• _EXERCISE AIM_
Below is a block of records. Copy every line in it that contains the word "ncontainer".

• _INPUT ROWS_
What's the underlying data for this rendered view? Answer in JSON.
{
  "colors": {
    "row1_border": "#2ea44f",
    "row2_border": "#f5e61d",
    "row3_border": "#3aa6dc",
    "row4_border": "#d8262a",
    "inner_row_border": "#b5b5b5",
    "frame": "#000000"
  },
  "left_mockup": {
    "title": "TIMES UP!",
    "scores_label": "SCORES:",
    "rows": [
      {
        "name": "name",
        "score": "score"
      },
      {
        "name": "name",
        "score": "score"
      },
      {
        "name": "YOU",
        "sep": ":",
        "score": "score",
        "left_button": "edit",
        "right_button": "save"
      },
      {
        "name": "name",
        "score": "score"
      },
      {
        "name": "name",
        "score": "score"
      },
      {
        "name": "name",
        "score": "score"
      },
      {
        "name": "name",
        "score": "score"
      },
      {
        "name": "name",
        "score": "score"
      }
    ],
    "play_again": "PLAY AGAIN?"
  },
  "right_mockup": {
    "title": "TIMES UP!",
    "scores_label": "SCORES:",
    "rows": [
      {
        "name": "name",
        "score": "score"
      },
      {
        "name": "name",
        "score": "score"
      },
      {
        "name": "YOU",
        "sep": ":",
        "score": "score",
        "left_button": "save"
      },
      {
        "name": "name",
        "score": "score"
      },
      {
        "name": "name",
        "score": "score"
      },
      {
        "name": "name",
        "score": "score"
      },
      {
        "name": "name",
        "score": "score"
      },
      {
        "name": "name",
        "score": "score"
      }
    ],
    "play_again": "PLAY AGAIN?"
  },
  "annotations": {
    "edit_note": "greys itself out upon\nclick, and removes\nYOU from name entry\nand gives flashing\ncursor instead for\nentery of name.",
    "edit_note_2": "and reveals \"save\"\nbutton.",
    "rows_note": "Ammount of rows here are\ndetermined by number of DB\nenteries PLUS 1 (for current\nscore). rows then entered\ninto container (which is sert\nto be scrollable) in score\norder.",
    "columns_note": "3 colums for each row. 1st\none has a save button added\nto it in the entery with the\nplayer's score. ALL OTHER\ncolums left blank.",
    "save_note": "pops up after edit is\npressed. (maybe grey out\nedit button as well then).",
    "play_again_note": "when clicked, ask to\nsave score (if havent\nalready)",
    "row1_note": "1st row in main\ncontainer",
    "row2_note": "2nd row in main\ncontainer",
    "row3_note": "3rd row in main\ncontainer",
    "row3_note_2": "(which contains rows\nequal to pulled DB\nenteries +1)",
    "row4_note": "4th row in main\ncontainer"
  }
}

• _RESPONSE TO THE EXERCISE_
    "row1_note": "1st row in main\ncontainer",
    "row2_note": "2nd row in main\ncontainer",
    "row3_note": "3rd row in main\ncontainer",
    "row4_note": "4th row in main\ncontainer"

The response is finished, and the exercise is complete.